--- Start of Given data ---

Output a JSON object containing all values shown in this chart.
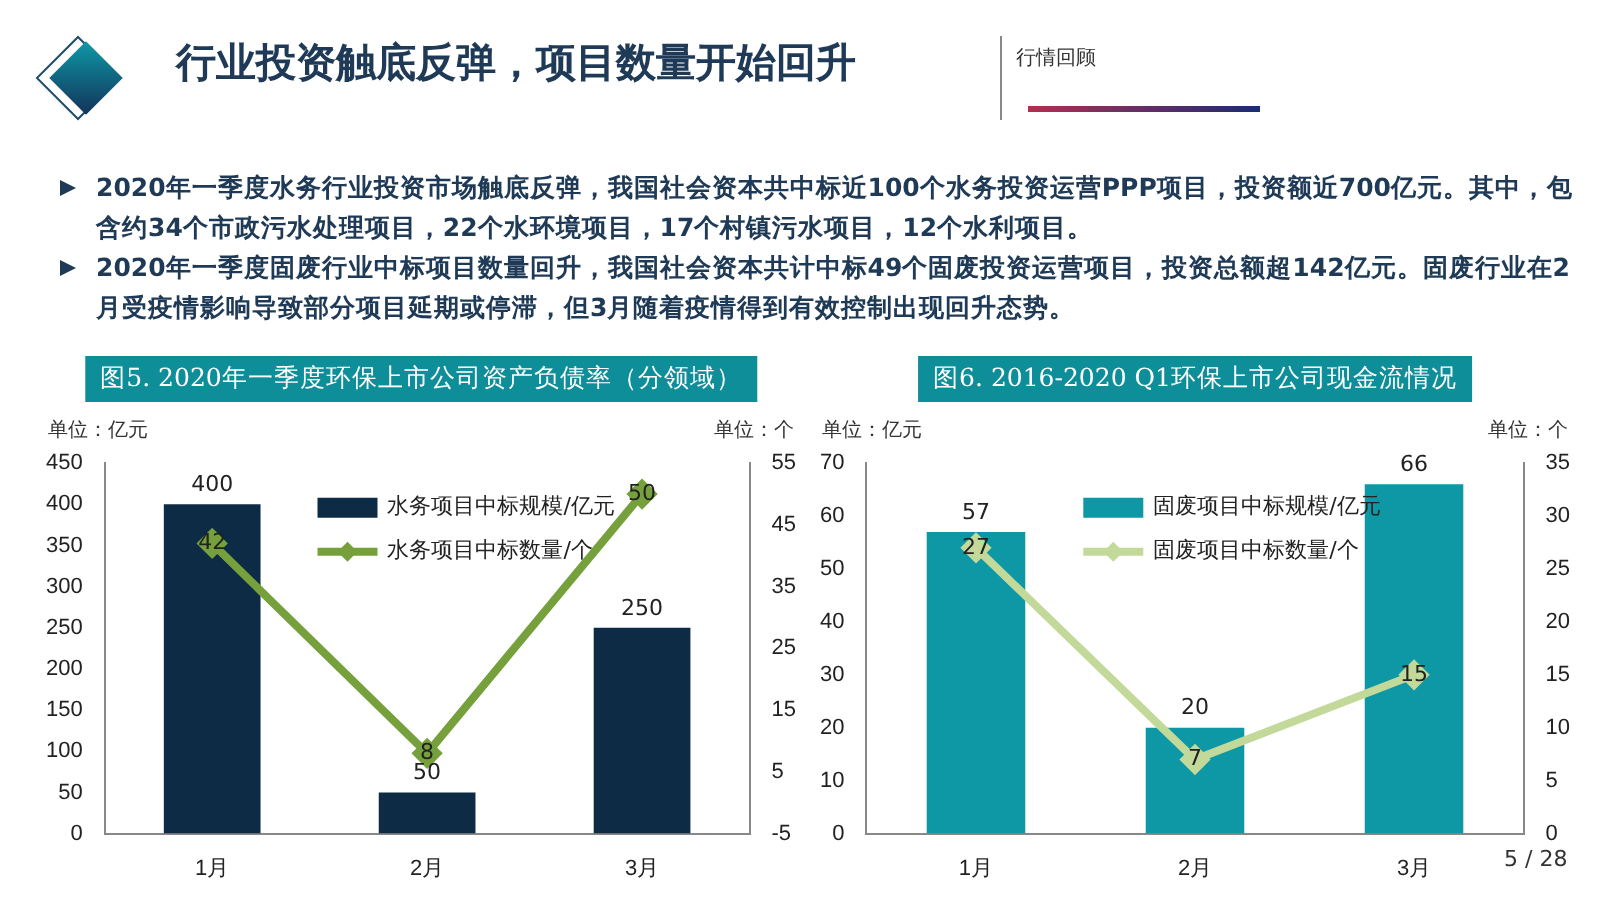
{
  "chart_data": [
    {
      "type": "other",
      "title": "行业投资触底反弹，项目数量开始回升",
      "annotations": [
        "行情回顾",
        "2020年一季度水务行业投资市场触底反弹，我国社会资本共中标近100个水务投资运营PPP项目，投资额近700亿元。其中，包含约34个市政污水处理项目，22个水环境项目，17个村镇污水项目，12个水利项目。",
        "2020年一季度固废行业中标项目数量回升，我国社会资本共计中标49个固废投资运营项目，投资总额超142亿元。固废行业在2月受疫情影响导致部分项目延期或停滞，但3月随着疫情得到有效控制出现回升态势。",
        "5 / 28"
      ]
    },
    {
      "type": "bar",
      "title": "图5. 2020年一季度环保上市公司资产负债率（分领域）",
      "ylabel": "单位：亿元",
      "y2label": "单位：个",
      "categories": [
        "1月",
        "2月",
        "3月"
      ],
      "series": [
        {
          "name": "水务项目中标规模/亿元",
          "color": "#0d2b45",
          "values": [
            400,
            50,
            250
          ]
        },
        {
          "name": "水务项目中标数量/个",
          "type": "line",
          "axis": "y2",
          "color": "#76a03c",
          "values": [
            42,
            8,
            50
          ]
        }
      ],
      "ylim": [
        0,
        450
      ],
      "yticks": [
        0,
        50,
        100,
        150,
        200,
        250,
        300,
        350,
        400,
        450
      ],
      "y2lim": [
        -5,
        55
      ],
      "y2ticks": [
        -5,
        5,
        15,
        25,
        35,
        45,
        55
      ],
      "legend": "top",
      "marker": "diamond",
      "data_labels": true
    },
    {
      "type": "bar",
      "title": "图6. 2016-2020 Q1环保上市公司现金流情况",
      "ylabel": "单位：亿元",
      "y2label": "单位：个",
      "categories": [
        "1月",
        "2月",
        "3月"
      ],
      "series": [
        {
          "name": "固废项目中标规模/亿元",
          "color": "#0e98a6",
          "values": [
            57,
            20,
            66
          ]
        },
        {
          "name": "固废项目中标数量/个",
          "type": "line",
          "axis": "y2",
          "color": "#c3d99a",
          "values": [
            27,
            7,
            15
          ]
        }
      ],
      "ylim": [
        0,
        70
      ],
      "yticks": [
        0,
        10,
        20,
        30,
        40,
        50,
        60,
        70
      ],
      "y2lim": [
        0,
        35
      ],
      "y2ticks": [
        0,
        5,
        10,
        15,
        20,
        25,
        30,
        35
      ],
      "legend": "top",
      "marker": "diamond",
      "data_labels": true
    }
  ]
}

--- End of Given data ---

_What you will do:_ The word "name" may appear on some lines of these records; state how many such lines there are, and nothing else.

_Correct result:_ 4